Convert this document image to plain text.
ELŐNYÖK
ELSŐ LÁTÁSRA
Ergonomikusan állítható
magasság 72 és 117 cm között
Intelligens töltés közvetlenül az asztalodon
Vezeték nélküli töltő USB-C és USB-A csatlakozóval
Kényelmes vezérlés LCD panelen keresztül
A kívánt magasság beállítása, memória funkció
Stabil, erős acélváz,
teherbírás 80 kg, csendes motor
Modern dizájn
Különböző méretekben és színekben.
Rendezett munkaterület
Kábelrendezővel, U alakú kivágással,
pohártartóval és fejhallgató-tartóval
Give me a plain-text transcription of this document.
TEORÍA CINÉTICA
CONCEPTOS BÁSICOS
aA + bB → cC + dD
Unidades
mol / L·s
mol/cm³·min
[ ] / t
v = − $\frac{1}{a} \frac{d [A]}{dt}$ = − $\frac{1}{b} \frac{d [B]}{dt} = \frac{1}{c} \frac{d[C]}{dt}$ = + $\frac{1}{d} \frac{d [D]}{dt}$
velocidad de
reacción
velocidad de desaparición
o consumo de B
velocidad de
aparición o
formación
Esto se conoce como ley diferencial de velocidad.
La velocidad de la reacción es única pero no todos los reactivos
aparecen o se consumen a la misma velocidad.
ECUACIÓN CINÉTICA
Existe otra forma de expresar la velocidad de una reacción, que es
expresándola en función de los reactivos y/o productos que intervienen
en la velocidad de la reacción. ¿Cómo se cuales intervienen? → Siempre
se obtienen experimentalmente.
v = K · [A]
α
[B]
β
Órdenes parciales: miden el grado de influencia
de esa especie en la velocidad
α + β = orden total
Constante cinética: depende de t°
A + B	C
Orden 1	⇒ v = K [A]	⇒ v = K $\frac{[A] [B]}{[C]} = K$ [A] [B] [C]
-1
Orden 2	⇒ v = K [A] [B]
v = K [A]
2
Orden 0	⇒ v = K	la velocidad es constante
__________________________________________________
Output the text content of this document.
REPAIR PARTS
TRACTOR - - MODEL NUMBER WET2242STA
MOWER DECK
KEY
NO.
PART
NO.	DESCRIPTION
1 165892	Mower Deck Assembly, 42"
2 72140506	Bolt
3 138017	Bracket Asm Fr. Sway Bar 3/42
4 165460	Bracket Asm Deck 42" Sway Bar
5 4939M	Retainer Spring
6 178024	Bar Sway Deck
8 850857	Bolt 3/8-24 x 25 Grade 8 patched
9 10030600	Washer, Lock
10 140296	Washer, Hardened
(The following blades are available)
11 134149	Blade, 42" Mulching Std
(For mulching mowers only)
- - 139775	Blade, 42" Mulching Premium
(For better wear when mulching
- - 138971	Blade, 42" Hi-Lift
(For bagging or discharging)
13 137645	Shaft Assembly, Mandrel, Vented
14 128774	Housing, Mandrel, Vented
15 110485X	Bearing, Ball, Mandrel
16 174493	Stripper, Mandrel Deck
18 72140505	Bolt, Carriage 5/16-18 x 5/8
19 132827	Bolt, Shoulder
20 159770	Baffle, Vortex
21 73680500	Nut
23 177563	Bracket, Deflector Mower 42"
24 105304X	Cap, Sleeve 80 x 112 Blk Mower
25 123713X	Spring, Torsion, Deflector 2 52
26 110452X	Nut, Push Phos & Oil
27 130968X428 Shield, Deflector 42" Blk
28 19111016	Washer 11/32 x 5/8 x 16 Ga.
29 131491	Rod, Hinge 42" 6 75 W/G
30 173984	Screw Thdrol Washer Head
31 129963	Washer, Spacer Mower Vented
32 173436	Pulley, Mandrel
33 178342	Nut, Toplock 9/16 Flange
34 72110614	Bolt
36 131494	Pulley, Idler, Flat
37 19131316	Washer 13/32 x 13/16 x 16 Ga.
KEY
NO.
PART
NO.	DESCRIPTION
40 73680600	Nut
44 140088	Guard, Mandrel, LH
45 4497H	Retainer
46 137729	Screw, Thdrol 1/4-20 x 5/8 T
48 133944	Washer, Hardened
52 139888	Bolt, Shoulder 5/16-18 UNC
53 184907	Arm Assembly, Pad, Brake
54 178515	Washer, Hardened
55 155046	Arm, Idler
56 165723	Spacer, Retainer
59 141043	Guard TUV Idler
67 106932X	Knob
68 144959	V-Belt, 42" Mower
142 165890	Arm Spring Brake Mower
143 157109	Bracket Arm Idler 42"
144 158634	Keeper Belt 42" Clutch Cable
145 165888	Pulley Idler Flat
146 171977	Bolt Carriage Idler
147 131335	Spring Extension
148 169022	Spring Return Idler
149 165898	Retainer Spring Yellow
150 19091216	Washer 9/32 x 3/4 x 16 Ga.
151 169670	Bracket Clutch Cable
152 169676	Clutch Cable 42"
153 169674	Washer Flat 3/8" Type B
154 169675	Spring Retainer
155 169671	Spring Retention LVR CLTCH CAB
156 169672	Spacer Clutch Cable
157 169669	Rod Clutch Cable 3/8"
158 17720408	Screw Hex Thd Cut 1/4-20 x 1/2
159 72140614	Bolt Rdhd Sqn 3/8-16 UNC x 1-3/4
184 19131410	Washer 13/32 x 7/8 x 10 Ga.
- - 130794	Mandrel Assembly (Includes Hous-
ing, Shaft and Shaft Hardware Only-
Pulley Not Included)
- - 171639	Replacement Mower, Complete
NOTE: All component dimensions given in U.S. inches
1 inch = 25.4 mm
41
__________________________________________________
— Task description —
Show all lines from the listing above in which "Bracket" appears.

— Response to this task —
3 138017	Bracket Asm Fr. Sway Bar 3/42
4 165460	Bracket Asm Deck 42" Sway Bar
23 177563	Bracket, Deflector Mower 42"
143 157109	Bracket Arm Idler 42"
151 169670	Bracket Clutch Cable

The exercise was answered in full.